GIVEN EXERCISE ▸ Retype the lines in the entries below, everything from the line containing "sidebar-item-label: プライバシーとセキュリティ bbox=[43, 414, 166, 425]" down to the line containing "user-email-redacted bbox=[61, 67, 127, 75]", with both of those lines included.

* start SOURCE MATERIAL *

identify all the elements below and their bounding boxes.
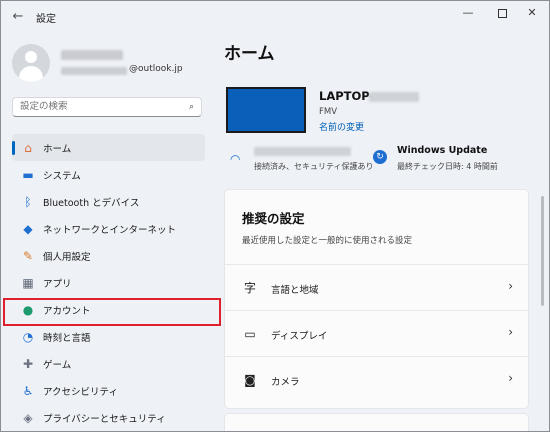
sidebar-item-label: プライバシーとセキュリティ bbox=[43, 414, 166, 425]
recommended-row-camera[interactable]: ◙ カメラ › bbox=[225, 356, 528, 403]
personalization-icon: ✎ bbox=[22, 249, 34, 263]
recommended-row-label: 言語と地域 bbox=[271, 285, 319, 296]
sidebar-item-system[interactable]: ▬ システム bbox=[12, 161, 205, 188]
user-email-redacted bbox=[61, 67, 127, 75]
sidebar-item-personalization[interactable]: ✎ 個人用設定 bbox=[12, 242, 205, 269]
sidebar-item-label: 時刻と言語 bbox=[43, 333, 91, 344]
windows-update-title[interactable]: Windows Update bbox=[397, 145, 487, 156]
recommended-subtitle: 最近使用した設定と一般的に使用される設定 bbox=[242, 236, 413, 246]
avatar[interactable] bbox=[12, 44, 50, 82]
recommended-row-display[interactable]: ▭ ディスプレイ › bbox=[225, 310, 528, 357]
maximize-button[interactable] bbox=[485, 1, 519, 27]
recommended-title: 推奨の設定 bbox=[242, 211, 305, 226]
chevron-right-icon: › bbox=[508, 371, 513, 385]
sidebar-nav: ⌂ ホーム ▬ システム ᛒ Bluetooth とデバイス ◆ ネットワークとインターネット… bbox=[12, 134, 205, 431]
gaming-icon: ✚ bbox=[22, 357, 34, 371]
home-icon: ⌂ bbox=[24, 141, 32, 155]
user-email-suffix: @outlook.jp bbox=[129, 64, 183, 74]
network-name-redacted[interactable] bbox=[254, 147, 351, 156]
chevron-right-icon: › bbox=[508, 325, 513, 339]
title-bar: ← 設定 — ✕ bbox=[1, 1, 549, 33]
sidebar-item-apps[interactable]: ▦ アプリ bbox=[12, 269, 205, 296]
search-input[interactable] bbox=[20, 101, 180, 112]
sidebar-item-label: アクセシビリティ bbox=[43, 387, 118, 398]
windows-update-status: 最終チェック日時: 4 時間前 bbox=[397, 162, 498, 171]
sidebar-item-label: システム bbox=[43, 171, 81, 182]
recommended-row-label: ディスプレイ bbox=[271, 331, 328, 342]
windows-update-icon: ↻ bbox=[373, 150, 387, 164]
sidebar-item-label: ゲーム bbox=[43, 360, 72, 371]
account-highlight-box bbox=[3, 298, 221, 326]
settings-window: ← 設定 — ✕ @outlook.jp ⌕ ⌂ ホーム ▬ システム ᛒ Bluetoo… bbox=[0, 0, 550, 432]
sidebar-item-gaming[interactable]: ✚ ゲーム bbox=[12, 350, 205, 377]
network-status: 接続済み、セキュリティ保護あり bbox=[254, 162, 374, 171]
display-icon: ▭ bbox=[244, 327, 256, 341]
camera-icon: ◙ bbox=[244, 373, 256, 387]
sidebar-item-time-language[interactable]: ◔ 時刻と言語 bbox=[12, 323, 205, 350]
page-title: ホーム bbox=[224, 44, 275, 64]
bluetooth-icon: ᛒ bbox=[24, 195, 32, 209]
scrollbar[interactable] bbox=[541, 196, 544, 306]
device-model: FMV bbox=[319, 107, 338, 117]
accessibility-icon: ♿ bbox=[22, 384, 34, 398]
next-card bbox=[224, 413, 529, 431]
minimize-button[interactable]: — bbox=[451, 1, 485, 27]
avatar-head-shape bbox=[25, 51, 37, 63]
sidebar-item-accessibility[interactable]: ♿ アクセシビリティ bbox=[12, 377, 205, 404]
user-name-redacted bbox=[61, 50, 123, 60]
sidebar-item-shield[interactable]: ◈ プライバシーとセキュリティ bbox=[12, 404, 205, 431]
selected-indicator bbox=[12, 141, 15, 155]
back-button[interactable]: ← bbox=[9, 8, 27, 26]
wifi-icon: ◠ bbox=[230, 152, 241, 166]
sidebar-item-home[interactable]: ⌂ ホーム bbox=[12, 134, 205, 161]
sidebar-item-network[interactable]: ◆ ネットワークとインターネット bbox=[12, 215, 205, 242]
system-icon: ▬ bbox=[22, 168, 34, 182]
language-icon: 字 bbox=[243, 281, 256, 295]
rename-link[interactable]: 名前の変更 bbox=[319, 120, 364, 133]
search-box[interactable]: ⌕ bbox=[12, 97, 202, 117]
sidebar-item-label: ネットワークとインターネット bbox=[43, 225, 177, 236]
avatar-body-shape bbox=[19, 66, 43, 82]
device-name-redacted bbox=[369, 92, 419, 102]
device-name: LAPTOP- bbox=[319, 89, 375, 103]
sidebar-item-label: Bluetooth とデバイス bbox=[43, 198, 140, 209]
recommended-settings-card: 推奨の設定 最近使用した設定と一般的に使用される設定 字 言語と地域 › ▭ ディスプレ… bbox=[224, 189, 529, 409]
network-icon: ◆ bbox=[23, 222, 33, 236]
close-button[interactable]: ✕ bbox=[515, 1, 549, 27]
maximize-icon bbox=[497, 8, 507, 18]
app-title: 設定 bbox=[36, 14, 56, 25]
time-language-icon: ◔ bbox=[22, 330, 34, 344]
sidebar-item-label: 個人用設定 bbox=[43, 252, 91, 263]
sidebar-item-bluetooth[interactable]: ᛒ Bluetooth とデバイス bbox=[12, 188, 205, 215]
recommended-row-language[interactable]: 字 言語と地域 › bbox=[225, 264, 528, 311]
apps-icon: ▦ bbox=[22, 276, 34, 290]
sidebar-item-label: アプリ bbox=[43, 279, 72, 290]
sidebar-item-label: ホーム bbox=[43, 144, 72, 155]
device-image[interactable] bbox=[226, 87, 306, 133]
chevron-right-icon: › bbox=[508, 279, 513, 293]
search-icon[interactable]: ⌕ bbox=[189, 102, 194, 112]
recommended-row-label: カメラ bbox=[271, 377, 300, 388]
shield-icon: ◈ bbox=[23, 411, 33, 425]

* end SOURCE MATERIAL *

EXERCISE RESULT ▸
sidebar-item-label: プライバシーとセキュリティ bbox=[43, 414, 166, 425]
recommended-row-camera[interactable]: ◙ カメラ › bbox=[225, 356, 528, 403]
personalization-icon: ✎ bbox=[22, 249, 34, 263]
recommended-row-label: 言語と地域 bbox=[271, 285, 319, 296]
sidebar-item-system[interactable]: ▬ システム bbox=[12, 161, 205, 188]
user-email-redacted bbox=[61, 67, 127, 75]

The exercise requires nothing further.